[Begin DATA PROVIDED]

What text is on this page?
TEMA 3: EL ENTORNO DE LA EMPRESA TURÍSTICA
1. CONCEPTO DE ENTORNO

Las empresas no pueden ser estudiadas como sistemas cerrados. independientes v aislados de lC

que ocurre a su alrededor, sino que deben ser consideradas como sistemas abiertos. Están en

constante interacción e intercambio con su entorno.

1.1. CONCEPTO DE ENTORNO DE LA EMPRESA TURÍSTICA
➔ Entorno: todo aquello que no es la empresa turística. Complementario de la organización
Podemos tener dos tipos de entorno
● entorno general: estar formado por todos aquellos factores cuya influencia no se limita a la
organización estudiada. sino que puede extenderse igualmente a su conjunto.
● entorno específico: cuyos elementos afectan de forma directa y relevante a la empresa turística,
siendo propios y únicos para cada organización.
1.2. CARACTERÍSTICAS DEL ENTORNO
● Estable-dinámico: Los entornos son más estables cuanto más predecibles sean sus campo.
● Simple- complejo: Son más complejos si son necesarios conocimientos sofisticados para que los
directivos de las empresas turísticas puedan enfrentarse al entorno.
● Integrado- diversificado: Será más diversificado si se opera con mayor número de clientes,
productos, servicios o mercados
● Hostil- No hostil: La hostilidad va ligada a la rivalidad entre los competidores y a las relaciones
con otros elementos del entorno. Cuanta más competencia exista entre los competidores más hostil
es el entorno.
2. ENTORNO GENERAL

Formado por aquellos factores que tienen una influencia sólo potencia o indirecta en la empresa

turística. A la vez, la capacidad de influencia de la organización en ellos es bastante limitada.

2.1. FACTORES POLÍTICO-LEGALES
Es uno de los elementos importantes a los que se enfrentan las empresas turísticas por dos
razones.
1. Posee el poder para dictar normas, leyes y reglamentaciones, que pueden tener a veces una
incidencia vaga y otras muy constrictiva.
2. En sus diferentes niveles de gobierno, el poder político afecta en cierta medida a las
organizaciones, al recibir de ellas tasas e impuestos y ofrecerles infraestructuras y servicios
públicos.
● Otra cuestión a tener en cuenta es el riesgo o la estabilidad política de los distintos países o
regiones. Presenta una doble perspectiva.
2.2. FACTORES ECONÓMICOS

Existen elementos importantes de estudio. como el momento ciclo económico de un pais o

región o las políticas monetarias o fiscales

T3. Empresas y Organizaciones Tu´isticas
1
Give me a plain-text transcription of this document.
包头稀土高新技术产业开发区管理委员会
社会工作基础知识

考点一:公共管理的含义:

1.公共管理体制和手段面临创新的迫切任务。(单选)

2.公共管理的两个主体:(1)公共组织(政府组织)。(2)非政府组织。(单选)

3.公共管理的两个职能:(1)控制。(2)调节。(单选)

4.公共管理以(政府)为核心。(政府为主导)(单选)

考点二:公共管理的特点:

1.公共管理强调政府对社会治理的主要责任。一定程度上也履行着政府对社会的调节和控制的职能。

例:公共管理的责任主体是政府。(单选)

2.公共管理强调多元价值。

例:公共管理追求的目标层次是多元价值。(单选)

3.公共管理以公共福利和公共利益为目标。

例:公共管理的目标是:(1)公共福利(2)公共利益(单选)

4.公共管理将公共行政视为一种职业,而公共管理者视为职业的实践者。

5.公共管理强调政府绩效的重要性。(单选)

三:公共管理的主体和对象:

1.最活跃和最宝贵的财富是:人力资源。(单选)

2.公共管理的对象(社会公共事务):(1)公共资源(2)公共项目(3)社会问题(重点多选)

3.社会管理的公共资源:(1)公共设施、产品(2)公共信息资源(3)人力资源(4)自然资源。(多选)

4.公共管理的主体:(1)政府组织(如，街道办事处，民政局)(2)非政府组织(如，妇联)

[End DATA PROVIDED]

_JOB_
Say the number of lines in the listing that hold "entre", with no added words.

_RESULT OF THE EXERCISE_
2